● THE EXERCISE
Where a line in the listing below contains the word "this", copy that line.

▼

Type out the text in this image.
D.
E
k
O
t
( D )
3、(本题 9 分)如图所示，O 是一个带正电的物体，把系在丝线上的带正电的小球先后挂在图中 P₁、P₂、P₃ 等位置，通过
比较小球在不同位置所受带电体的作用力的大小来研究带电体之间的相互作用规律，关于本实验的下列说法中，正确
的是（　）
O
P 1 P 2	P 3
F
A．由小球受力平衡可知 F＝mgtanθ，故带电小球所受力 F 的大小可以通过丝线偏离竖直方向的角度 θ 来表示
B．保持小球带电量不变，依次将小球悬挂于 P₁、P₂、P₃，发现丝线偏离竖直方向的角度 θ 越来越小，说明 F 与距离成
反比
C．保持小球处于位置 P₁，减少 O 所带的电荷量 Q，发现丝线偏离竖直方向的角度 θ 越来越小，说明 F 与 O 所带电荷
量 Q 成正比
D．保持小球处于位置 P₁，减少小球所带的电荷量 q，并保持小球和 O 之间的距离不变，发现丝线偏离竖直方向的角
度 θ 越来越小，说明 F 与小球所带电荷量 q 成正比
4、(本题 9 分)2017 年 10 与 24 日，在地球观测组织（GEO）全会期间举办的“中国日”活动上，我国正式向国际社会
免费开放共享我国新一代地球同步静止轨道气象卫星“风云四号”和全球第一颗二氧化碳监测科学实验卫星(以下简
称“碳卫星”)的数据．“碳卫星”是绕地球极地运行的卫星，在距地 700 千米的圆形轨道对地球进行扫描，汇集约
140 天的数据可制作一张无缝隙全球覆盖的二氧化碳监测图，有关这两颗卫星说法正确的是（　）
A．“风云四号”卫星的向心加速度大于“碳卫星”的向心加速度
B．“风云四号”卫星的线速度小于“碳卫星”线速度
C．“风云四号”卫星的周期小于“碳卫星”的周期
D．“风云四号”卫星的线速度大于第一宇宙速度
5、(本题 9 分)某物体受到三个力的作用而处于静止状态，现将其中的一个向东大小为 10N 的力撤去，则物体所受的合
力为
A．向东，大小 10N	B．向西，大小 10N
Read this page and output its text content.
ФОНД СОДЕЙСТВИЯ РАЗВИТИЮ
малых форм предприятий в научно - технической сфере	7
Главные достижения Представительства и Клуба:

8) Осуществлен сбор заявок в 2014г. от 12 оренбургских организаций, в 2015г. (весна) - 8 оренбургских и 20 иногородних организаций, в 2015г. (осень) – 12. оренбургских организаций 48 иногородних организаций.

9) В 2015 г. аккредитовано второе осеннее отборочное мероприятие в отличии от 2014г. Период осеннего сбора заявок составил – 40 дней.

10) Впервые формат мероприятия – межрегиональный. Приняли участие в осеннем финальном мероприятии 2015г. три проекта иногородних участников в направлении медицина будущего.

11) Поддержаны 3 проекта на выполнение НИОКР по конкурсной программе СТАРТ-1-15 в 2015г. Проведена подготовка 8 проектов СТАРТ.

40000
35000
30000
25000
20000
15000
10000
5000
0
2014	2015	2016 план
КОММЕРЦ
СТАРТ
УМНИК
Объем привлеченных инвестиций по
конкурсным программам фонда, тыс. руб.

▲

● FULL RESPONSE
Type out the text in this image.
Read this page and output its text content.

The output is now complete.